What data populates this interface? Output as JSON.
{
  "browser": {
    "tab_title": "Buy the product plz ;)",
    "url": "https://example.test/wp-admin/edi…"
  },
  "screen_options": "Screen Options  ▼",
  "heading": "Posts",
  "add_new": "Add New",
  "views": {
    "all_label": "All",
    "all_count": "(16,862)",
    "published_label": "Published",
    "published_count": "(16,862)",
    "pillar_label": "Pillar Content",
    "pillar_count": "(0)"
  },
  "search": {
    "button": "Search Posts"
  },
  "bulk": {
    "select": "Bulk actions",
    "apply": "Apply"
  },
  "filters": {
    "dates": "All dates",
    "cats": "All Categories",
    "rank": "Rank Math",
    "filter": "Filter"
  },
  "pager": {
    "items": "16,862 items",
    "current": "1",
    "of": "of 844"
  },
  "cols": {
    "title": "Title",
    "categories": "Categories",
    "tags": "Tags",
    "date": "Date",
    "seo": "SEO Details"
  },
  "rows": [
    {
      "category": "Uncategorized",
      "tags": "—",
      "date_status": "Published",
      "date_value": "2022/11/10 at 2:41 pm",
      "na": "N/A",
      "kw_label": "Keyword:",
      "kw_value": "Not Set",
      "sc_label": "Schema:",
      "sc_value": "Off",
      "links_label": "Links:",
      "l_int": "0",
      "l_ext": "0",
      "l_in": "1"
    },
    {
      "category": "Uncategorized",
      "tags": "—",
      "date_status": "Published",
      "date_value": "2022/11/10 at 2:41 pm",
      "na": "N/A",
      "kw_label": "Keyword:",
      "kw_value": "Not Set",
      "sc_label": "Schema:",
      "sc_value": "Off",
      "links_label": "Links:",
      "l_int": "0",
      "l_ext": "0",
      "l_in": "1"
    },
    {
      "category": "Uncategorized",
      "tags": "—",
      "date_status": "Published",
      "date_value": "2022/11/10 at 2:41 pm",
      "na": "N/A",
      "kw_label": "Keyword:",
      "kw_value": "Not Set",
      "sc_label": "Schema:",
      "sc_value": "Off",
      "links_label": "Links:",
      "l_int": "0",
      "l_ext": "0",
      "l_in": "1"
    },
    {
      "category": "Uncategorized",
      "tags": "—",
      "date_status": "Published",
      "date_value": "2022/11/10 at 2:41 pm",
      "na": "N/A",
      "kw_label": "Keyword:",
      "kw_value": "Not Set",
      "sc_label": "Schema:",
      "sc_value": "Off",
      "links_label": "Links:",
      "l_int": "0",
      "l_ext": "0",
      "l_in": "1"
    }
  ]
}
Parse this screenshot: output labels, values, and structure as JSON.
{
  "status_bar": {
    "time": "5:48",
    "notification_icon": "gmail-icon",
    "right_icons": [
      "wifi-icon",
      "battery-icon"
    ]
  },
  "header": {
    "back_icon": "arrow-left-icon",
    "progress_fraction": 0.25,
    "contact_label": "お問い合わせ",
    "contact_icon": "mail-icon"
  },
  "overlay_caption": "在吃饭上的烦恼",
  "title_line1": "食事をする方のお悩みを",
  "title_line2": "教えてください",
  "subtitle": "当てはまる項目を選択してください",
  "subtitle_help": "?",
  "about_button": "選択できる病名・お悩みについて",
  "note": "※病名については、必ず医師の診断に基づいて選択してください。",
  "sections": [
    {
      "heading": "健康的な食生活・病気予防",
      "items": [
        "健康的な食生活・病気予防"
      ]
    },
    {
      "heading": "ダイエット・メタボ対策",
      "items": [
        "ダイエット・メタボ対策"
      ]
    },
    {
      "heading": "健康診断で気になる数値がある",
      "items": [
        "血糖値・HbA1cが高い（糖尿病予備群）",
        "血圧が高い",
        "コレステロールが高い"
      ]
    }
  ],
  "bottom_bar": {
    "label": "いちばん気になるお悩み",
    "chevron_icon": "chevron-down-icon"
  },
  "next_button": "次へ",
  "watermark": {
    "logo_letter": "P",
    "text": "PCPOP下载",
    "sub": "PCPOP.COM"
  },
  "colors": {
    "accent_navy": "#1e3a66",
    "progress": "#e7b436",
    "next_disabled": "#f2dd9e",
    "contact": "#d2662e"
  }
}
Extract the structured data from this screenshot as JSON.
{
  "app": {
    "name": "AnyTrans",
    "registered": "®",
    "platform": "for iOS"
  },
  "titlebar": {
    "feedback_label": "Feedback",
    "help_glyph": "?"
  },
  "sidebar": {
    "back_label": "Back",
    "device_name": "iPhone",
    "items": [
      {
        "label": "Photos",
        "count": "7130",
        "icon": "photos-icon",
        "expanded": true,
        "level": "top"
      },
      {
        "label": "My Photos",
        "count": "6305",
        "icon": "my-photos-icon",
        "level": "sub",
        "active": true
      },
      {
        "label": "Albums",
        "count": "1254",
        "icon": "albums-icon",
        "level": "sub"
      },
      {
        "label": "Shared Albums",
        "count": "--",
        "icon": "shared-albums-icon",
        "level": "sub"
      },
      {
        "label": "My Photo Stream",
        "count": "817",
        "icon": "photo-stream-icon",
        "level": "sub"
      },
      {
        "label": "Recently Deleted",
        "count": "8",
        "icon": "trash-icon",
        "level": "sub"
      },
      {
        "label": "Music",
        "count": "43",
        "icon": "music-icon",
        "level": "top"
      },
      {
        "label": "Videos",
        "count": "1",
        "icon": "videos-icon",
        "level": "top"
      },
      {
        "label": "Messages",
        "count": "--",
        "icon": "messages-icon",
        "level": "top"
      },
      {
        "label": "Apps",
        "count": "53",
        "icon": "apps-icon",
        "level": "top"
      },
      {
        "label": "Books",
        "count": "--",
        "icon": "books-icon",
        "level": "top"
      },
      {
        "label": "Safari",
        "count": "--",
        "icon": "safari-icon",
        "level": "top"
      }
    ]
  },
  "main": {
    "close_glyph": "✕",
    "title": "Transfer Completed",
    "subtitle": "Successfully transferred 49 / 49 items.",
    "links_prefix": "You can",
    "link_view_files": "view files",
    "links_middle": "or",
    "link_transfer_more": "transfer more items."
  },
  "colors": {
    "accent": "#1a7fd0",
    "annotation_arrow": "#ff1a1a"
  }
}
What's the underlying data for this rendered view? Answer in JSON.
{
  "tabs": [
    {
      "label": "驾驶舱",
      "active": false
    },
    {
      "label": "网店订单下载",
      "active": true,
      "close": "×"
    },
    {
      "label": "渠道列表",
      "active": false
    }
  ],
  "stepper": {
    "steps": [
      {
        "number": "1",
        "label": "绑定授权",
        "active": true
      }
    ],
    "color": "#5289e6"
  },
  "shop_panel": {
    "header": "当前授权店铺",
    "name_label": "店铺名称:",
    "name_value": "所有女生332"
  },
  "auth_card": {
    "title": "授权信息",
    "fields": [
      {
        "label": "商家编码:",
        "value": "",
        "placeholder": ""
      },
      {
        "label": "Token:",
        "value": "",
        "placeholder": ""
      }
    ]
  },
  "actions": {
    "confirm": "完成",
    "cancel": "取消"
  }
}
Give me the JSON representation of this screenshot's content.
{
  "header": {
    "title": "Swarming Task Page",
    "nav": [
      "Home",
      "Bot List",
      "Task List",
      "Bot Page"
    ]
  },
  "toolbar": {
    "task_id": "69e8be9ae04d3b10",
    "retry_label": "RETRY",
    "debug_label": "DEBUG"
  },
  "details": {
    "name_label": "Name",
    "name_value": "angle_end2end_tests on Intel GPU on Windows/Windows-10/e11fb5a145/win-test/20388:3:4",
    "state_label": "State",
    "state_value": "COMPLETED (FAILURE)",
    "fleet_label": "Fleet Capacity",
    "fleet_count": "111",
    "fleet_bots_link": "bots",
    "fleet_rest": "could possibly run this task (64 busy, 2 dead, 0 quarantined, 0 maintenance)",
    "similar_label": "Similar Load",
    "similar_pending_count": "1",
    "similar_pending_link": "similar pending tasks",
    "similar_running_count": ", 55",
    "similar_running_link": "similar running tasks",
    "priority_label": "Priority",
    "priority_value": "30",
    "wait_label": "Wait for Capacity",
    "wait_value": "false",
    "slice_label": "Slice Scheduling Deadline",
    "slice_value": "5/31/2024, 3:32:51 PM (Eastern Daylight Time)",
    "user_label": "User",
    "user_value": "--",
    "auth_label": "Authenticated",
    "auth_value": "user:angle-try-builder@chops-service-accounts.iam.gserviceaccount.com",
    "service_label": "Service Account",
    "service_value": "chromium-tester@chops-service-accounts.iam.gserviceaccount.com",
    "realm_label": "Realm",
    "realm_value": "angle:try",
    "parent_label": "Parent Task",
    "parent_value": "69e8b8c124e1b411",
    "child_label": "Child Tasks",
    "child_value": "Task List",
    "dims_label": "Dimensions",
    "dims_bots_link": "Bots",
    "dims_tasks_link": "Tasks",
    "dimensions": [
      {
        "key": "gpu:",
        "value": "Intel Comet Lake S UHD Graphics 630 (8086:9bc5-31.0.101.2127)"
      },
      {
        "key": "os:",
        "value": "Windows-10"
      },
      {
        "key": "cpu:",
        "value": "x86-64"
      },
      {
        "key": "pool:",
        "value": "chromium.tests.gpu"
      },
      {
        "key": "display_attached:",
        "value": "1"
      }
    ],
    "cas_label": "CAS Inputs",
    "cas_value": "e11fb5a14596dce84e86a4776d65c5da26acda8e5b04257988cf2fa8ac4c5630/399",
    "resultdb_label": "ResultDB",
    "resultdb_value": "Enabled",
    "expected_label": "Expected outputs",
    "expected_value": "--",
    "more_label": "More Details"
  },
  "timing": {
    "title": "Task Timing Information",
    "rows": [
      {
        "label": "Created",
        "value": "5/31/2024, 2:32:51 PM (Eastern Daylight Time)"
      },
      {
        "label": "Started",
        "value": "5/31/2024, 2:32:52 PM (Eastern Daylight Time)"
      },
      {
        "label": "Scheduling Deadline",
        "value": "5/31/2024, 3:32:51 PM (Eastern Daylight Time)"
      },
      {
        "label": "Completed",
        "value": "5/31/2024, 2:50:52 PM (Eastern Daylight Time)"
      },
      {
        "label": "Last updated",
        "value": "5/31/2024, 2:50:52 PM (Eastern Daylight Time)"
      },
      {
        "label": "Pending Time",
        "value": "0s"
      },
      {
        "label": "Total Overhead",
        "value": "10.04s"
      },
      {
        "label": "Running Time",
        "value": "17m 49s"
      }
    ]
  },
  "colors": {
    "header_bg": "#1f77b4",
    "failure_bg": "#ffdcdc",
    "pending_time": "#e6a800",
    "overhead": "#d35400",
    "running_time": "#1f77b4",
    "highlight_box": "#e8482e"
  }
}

### [The problem]
From the entries above, copy every line that holds the word "gserviceaccount".

### [Complete output]
    "auth_value": "user:angle-try-builder@chops-service-accounts.iam.gserviceaccount.com",
    "service_value": "chromium-tester@chops-service-accounts.iam.gserviceaccount.com",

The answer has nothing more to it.